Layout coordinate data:

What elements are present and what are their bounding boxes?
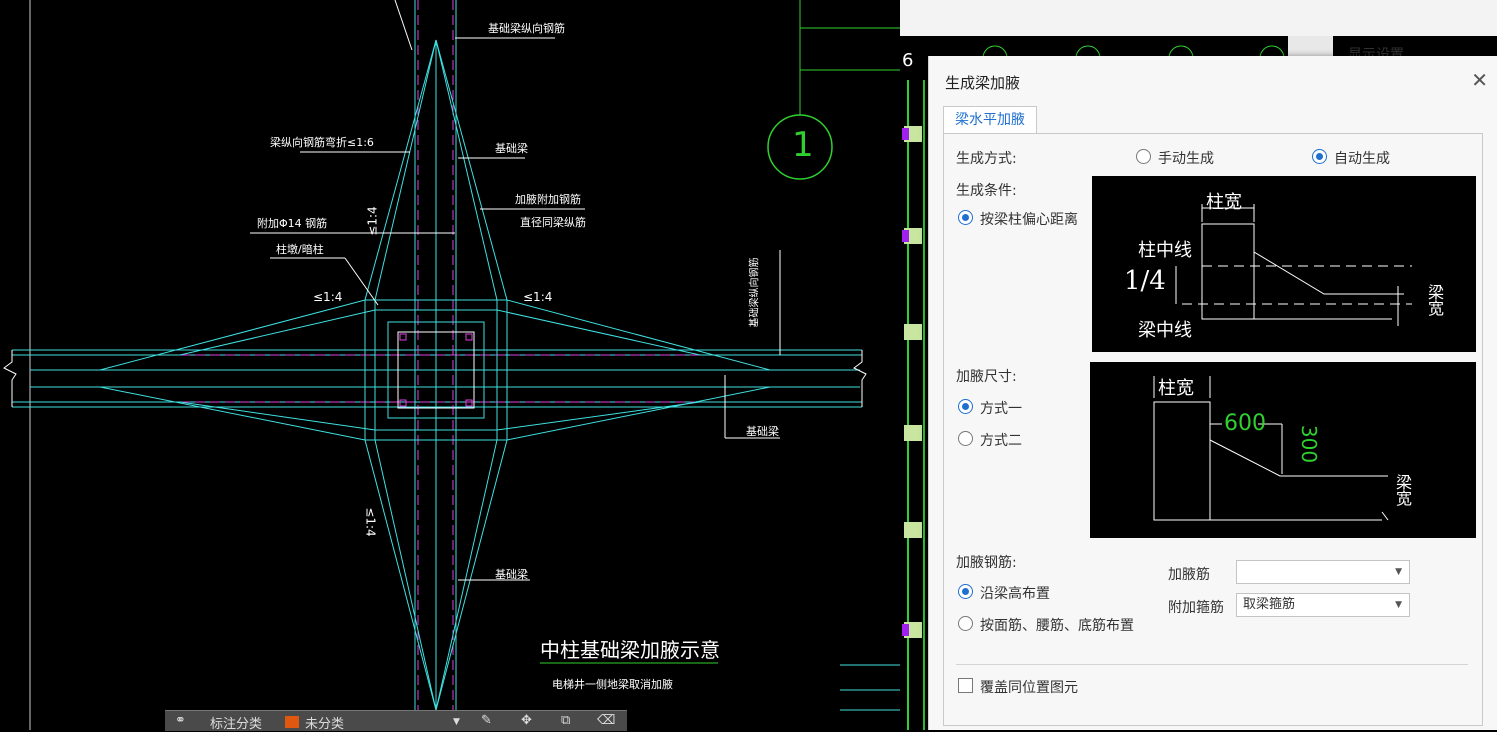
stirrup-label: 附加箍筋 — [1168, 600, 1224, 616]
rebar-option2-label[interactable]: 按面筋、腰筋、底筋布置 — [980, 615, 1134, 635]
generate-beam-haunch-dialog: 生成梁加腋 ✕ 梁水平加腋 生成方式: 手动生成 自动生成 生成条件: 按梁柱偏… — [928, 56, 1497, 730]
label-ratio-vert-bot: ≤1:4 — [363, 507, 378, 537]
label-haunch-bar-2: 直径同梁纵筋 — [520, 216, 586, 229]
haunch-bar-select[interactable]: ▼ — [1236, 560, 1410, 584]
d1-col-width: 柱宽 — [1206, 192, 1242, 213]
drawing-subtitle: 电梯井一侧地梁取消加腋 — [552, 678, 673, 691]
divider — [956, 664, 1468, 665]
chevron-down-icon: ▼ — [1395, 567, 1402, 577]
rebar-label: 加腋钢筋: — [956, 555, 1017, 571]
eccentric-diagram: 柱宽 柱中线 1/4 梁中线 梁宽 — [1092, 176, 1476, 352]
size-option1-label[interactable]: 方式一 — [980, 398, 1022, 418]
axis-label-right: 6 — [902, 50, 914, 71]
axis-bubble-label: 1 — [792, 125, 814, 165]
d1-beam-width: 梁宽 — [1425, 284, 1444, 316]
size-option2-label[interactable]: 方式二 — [980, 430, 1022, 450]
label-beam-long-rebar: 基础梁纵向钢筋 — [488, 22, 565, 35]
overwrite-label[interactable]: 覆盖同位置图元 — [980, 677, 1078, 697]
condition-radio[interactable] — [958, 210, 973, 225]
label-bent-rebar: 梁纵向钢筋弯折≤1:6 — [270, 136, 374, 149]
haunch-bar-label: 加腋筋 — [1168, 567, 1210, 583]
auto-radio[interactable] — [1312, 149, 1327, 164]
rebar-option1-label[interactable]: 沿梁高布置 — [980, 583, 1050, 603]
condition-option[interactable]: 按梁柱偏心距离 — [980, 209, 1078, 229]
label-extra-bar: 附加Φ14 钢筋 — [257, 217, 328, 230]
label-side-long-rebar: 基础梁纵向钢筋 — [749, 257, 761, 328]
auto-label[interactable]: 自动生成 — [1334, 148, 1390, 168]
d1-beam-center: 梁中线 — [1138, 320, 1192, 341]
category-select[interactable]: 未分类 — [305, 713, 344, 732]
chevron-down-icon[interactable]: ▼ — [453, 717, 460, 727]
annotation-category-label: 标注分类 — [210, 717, 263, 732]
d2-depth: 300 — [1297, 424, 1322, 464]
size-option1-radio[interactable] — [958, 399, 973, 414]
dialog-title: 生成梁加腋 — [945, 74, 1021, 92]
close-icon[interactable]: ✕ — [1471, 68, 1488, 92]
label-foundation-beam-c: 基础梁 — [495, 568, 528, 581]
copy-icon[interactable]: ⧉ — [561, 713, 570, 728]
drawing-title: 中柱基础梁加腋示意 — [540, 638, 720, 662]
d2-col-width: 柱宽 — [1158, 378, 1194, 399]
rebar-option2-radio[interactable] — [958, 616, 973, 631]
size-option2-radio[interactable] — [958, 431, 973, 446]
label-ratio-tl: ≤1:4 — [313, 290, 343, 304]
label-ratio-tr: ≤1:4 — [523, 290, 553, 304]
group-icon[interactable]: ⚭ — [175, 713, 186, 728]
move-icon[interactable]: ✥ — [521, 713, 532, 728]
overwrite-checkbox[interactable] — [958, 678, 973, 693]
manual-label[interactable]: 手动生成 — [1158, 148, 1214, 168]
tab-horizontal-haunch[interactable]: 梁水平加腋 — [943, 106, 1037, 133]
stirrup-value: 取梁箍筋 — [1243, 597, 1296, 612]
label-foundation-beam-a: 基础梁 — [495, 142, 528, 155]
chevron-down-icon: ▼ — [1395, 600, 1402, 610]
delete-icon[interactable]: ⌫ — [597, 713, 615, 728]
d2-length: 600 — [1224, 411, 1266, 436]
haunch-size-diagram: 柱宽 600 300 梁宽 — [1090, 362, 1476, 538]
d2-beam-width: 梁宽 — [1393, 474, 1412, 506]
cad-canvas[interactable]: 基础梁纵向钢筋 梁纵向钢筋弯折≤1:6 基础梁 加腋附加钢筋 直径同梁纵筋 附加… — [0, 0, 900, 732]
label-haunch-bar-1: 加腋附加钢筋 — [515, 193, 581, 206]
category-color-swatch — [285, 716, 299, 728]
foundation-beam-drawing — [3, 0, 900, 730]
condition-label: 生成条件: — [956, 183, 1017, 199]
gen-method-label: 生成方式: — [956, 151, 1017, 167]
d1-ratio: 1/4 — [1124, 266, 1166, 296]
edit-icon[interactable]: ✎ — [481, 713, 492, 728]
d1-col-center: 柱中线 — [1138, 240, 1192, 261]
annotation-toolbar: ⚭ 标注分类 未分类 ▼ ✎ ✥ ⧉ ⌫ — [165, 710, 627, 732]
size-label: 加腋尺寸: — [956, 369, 1017, 385]
tab-panel: 生成方式: 手动生成 自动生成 生成条件: 按梁柱偏心距离 柱宽 柱中线 1/4… — [943, 133, 1483, 726]
stirrup-select[interactable]: 取梁箍筋 ▼ — [1236, 593, 1410, 617]
rebar-option1-radio[interactable] — [958, 584, 973, 599]
label-ratio-vert-top: ≤1:4 — [365, 206, 380, 236]
label-foundation-beam-b: 基础梁 — [746, 425, 779, 438]
label-column: 柱墩/暗柱 — [276, 243, 324, 256]
manual-radio[interactable] — [1136, 149, 1151, 164]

Do this: Reproduce everything in the material from the line containing "stirrup-label: 附加箍筋 — [1168, 600, 1224, 616]" down to the line containing "condition-radio[interactable] — [958, 210, 973, 225]", substituting "separator" for "divider" and leaving everything else unchanged.

Result of this exercise:
stirrup-label: 附加箍筋 — [1168, 600, 1224, 616]
rebar-option2-label[interactable]: 按面筋、腰筋、底筋布置 — [980, 615, 1134, 635]
generate-beam-haunch-dialog: 生成梁加腋 ✕ 梁水平加腋 生成方式: 手动生成 自动生成 生成条件: 按梁柱偏… — [928, 56, 1497, 730]
label-ratio-vert-bot: ≤1:4 — [363, 507, 378, 537]
label-haunch-bar-2: 直径同梁纵筋 — [520, 216, 586, 229]
haunch-bar-select[interactable]: ▼ — [1236, 560, 1410, 584]
d1-col-width: 柱宽 — [1206, 192, 1242, 213]
drawing-subtitle: 电梯井一侧地梁取消加腋 — [552, 678, 673, 691]
separator — [956, 664, 1468, 665]
chevron-down-icon: ▼ — [1395, 567, 1402, 577]
rebar-label: 加腋钢筋: — [956, 555, 1017, 571]
eccentric-diagram: 柱宽 柱中线 1/4 梁中线 梁宽 — [1092, 176, 1476, 352]
size-option1-label[interactable]: 方式一 — [980, 398, 1022, 418]
axis-label-right: 6 — [902, 50, 914, 71]
axis-bubble-label: 1 — [792, 125, 814, 165]
d1-beam-width: 梁宽 — [1425, 284, 1444, 316]
size-option2-label[interactable]: 方式二 — [980, 430, 1022, 450]
label-beam-long-rebar: 基础梁纵向钢筋 — [488, 22, 565, 35]
overwrite-label[interactable]: 覆盖同位置图元 — [980, 677, 1078, 697]
condition-radio[interactable] — [958, 210, 973, 225]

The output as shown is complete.